=== Task to carry out ===
For every line in the data below that contains "role", copy the line.

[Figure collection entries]

- - -

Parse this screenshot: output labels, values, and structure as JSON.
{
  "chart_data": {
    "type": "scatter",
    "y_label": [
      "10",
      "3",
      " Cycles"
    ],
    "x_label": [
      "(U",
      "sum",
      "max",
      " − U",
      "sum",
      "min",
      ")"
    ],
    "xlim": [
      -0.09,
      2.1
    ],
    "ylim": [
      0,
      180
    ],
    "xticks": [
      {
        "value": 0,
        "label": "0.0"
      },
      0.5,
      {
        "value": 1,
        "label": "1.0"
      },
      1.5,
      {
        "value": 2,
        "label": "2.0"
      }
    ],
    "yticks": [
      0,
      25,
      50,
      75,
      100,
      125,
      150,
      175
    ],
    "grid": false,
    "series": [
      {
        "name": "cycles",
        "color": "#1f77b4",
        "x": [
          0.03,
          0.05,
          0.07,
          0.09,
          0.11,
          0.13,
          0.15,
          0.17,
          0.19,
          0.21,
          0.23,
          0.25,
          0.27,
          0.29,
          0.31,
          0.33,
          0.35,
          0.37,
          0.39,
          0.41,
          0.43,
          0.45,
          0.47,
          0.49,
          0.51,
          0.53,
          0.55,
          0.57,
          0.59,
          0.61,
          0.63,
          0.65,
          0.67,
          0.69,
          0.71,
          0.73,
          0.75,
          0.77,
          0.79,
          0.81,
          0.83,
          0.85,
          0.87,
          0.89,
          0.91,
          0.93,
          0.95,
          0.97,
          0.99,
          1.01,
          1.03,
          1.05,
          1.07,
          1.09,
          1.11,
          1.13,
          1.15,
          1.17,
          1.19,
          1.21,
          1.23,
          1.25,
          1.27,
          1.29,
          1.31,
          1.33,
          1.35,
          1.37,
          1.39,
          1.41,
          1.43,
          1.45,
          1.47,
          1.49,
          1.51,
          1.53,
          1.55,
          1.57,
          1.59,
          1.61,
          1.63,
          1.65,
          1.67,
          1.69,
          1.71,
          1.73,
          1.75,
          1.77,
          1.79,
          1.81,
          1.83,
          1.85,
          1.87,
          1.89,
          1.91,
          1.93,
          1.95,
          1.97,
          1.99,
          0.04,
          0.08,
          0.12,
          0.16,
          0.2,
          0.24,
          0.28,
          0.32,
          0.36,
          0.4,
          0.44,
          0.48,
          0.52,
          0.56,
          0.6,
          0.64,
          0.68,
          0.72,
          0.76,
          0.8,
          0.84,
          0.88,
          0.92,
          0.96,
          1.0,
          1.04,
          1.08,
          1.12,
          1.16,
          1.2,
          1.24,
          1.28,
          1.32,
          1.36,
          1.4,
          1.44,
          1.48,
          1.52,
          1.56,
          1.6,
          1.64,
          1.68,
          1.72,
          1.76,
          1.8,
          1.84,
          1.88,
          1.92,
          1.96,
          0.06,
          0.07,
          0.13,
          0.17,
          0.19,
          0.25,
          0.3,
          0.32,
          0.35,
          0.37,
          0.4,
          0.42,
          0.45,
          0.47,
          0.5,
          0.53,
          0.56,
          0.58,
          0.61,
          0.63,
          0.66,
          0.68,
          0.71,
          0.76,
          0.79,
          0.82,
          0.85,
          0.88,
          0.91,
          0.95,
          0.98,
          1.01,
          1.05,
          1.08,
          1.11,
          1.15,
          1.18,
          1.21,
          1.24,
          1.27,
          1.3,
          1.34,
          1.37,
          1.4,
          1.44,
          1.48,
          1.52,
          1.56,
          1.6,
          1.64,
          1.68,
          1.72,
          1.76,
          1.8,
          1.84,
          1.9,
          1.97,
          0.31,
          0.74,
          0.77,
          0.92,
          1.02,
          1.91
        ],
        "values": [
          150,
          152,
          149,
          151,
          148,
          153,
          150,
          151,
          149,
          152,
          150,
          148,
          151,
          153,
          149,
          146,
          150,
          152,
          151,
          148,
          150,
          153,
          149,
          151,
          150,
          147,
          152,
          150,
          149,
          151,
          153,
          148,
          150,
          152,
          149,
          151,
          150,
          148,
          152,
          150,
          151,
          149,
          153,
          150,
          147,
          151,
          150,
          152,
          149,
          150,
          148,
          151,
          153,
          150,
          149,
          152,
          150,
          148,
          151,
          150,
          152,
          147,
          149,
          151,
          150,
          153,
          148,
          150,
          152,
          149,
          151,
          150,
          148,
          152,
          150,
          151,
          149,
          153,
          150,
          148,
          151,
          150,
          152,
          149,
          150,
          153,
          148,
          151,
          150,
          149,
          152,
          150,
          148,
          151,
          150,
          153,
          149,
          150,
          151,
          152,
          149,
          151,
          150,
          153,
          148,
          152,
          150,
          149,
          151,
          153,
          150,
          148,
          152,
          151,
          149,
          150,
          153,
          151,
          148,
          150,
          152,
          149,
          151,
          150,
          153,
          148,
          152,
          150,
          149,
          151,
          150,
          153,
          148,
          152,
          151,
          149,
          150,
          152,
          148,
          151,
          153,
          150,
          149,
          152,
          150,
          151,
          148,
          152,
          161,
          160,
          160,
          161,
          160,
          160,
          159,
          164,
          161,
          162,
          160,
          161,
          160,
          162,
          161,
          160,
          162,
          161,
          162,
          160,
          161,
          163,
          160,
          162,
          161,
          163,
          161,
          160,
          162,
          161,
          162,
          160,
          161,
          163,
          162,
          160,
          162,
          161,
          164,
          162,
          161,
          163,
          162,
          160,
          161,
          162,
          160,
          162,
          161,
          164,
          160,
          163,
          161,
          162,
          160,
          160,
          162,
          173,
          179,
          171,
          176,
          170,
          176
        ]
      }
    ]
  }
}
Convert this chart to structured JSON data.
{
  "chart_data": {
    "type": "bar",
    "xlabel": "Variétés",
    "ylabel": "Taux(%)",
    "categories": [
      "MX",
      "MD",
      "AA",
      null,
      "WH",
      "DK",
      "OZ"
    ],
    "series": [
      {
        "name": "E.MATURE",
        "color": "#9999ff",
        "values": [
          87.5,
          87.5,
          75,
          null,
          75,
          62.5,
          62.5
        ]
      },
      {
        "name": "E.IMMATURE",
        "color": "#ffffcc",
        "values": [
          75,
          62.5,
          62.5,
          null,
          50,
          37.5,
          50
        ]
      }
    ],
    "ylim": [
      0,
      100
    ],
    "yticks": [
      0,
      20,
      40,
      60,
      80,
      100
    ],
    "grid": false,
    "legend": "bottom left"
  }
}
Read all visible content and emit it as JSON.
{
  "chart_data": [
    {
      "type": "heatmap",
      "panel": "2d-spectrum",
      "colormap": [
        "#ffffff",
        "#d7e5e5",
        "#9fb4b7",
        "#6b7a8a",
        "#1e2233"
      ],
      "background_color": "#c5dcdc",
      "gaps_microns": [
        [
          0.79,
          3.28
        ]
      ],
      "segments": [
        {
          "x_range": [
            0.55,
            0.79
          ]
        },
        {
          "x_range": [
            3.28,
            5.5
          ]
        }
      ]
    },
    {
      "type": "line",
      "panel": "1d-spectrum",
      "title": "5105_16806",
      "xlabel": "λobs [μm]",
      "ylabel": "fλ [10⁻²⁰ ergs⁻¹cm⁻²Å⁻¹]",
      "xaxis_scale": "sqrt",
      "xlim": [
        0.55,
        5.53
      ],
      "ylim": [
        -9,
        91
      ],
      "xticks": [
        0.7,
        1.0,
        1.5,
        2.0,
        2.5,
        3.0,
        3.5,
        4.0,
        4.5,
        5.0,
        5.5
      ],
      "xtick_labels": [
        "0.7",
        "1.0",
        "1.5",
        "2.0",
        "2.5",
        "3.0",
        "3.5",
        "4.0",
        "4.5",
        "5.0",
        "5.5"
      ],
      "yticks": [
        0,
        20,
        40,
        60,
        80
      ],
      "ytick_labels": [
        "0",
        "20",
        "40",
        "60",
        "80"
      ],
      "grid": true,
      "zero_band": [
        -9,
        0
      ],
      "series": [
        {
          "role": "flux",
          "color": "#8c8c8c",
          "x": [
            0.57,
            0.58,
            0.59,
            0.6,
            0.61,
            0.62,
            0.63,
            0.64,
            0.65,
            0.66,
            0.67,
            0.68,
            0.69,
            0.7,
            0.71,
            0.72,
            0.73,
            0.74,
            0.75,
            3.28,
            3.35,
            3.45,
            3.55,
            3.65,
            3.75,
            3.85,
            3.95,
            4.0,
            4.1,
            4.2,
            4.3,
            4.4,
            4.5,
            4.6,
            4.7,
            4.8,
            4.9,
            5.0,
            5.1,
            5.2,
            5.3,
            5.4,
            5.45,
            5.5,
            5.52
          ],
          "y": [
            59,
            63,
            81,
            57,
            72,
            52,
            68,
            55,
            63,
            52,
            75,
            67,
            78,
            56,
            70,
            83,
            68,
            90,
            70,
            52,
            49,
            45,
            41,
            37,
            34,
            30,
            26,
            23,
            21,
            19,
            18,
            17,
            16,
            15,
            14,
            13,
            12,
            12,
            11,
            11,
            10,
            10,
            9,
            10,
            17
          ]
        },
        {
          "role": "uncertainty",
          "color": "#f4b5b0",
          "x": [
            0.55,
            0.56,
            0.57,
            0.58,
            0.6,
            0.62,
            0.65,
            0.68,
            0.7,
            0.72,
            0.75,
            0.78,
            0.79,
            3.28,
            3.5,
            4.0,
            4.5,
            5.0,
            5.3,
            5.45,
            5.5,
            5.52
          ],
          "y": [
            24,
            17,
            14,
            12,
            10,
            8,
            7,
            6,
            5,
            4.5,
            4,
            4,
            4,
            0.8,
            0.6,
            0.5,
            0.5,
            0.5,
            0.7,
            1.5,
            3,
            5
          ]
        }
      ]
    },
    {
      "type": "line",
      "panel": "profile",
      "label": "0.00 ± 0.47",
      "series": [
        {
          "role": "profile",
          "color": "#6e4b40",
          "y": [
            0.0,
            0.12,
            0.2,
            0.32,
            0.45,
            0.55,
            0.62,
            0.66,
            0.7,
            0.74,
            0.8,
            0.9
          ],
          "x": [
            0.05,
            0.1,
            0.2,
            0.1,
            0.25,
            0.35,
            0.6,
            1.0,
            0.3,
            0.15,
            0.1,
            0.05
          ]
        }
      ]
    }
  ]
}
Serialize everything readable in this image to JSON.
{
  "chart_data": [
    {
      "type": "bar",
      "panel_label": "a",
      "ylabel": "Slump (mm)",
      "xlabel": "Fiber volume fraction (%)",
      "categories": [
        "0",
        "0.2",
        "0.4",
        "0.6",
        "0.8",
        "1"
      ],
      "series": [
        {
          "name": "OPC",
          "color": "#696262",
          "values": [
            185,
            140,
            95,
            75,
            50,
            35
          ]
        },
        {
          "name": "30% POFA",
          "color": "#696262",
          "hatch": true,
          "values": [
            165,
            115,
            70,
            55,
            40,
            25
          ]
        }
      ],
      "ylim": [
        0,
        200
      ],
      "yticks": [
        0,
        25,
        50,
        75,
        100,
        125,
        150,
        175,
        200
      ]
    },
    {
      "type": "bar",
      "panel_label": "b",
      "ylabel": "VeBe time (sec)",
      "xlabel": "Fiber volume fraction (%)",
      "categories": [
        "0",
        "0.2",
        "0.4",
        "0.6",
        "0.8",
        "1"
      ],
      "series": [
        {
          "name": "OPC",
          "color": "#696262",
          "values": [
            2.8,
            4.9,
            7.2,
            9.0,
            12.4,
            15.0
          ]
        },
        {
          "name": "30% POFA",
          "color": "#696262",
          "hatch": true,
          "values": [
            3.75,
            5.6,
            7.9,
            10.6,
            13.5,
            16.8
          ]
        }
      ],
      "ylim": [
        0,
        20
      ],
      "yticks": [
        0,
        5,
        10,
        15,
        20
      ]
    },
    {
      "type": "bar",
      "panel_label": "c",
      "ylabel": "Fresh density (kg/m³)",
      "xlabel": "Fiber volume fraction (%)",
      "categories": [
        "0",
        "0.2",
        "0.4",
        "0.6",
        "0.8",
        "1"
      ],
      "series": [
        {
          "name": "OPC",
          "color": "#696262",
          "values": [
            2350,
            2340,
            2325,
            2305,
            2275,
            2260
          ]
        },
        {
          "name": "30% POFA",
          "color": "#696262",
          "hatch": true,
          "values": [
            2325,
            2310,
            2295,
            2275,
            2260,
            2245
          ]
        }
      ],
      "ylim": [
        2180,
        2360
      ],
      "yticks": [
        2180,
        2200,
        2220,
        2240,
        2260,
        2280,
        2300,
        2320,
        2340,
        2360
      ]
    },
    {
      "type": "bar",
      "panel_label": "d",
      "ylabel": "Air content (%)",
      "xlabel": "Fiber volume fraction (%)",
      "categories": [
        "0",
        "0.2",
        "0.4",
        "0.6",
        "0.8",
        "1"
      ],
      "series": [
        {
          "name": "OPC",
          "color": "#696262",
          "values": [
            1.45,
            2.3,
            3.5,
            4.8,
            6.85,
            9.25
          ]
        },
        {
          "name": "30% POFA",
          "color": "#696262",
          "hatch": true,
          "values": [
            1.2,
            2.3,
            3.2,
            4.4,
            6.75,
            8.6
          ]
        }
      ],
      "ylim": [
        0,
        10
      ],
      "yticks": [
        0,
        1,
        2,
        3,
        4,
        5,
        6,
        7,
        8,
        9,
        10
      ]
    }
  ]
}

- - -

=== Task solution ===
          "role": "flux",
          "role": "uncertainty",
          "role": "profile",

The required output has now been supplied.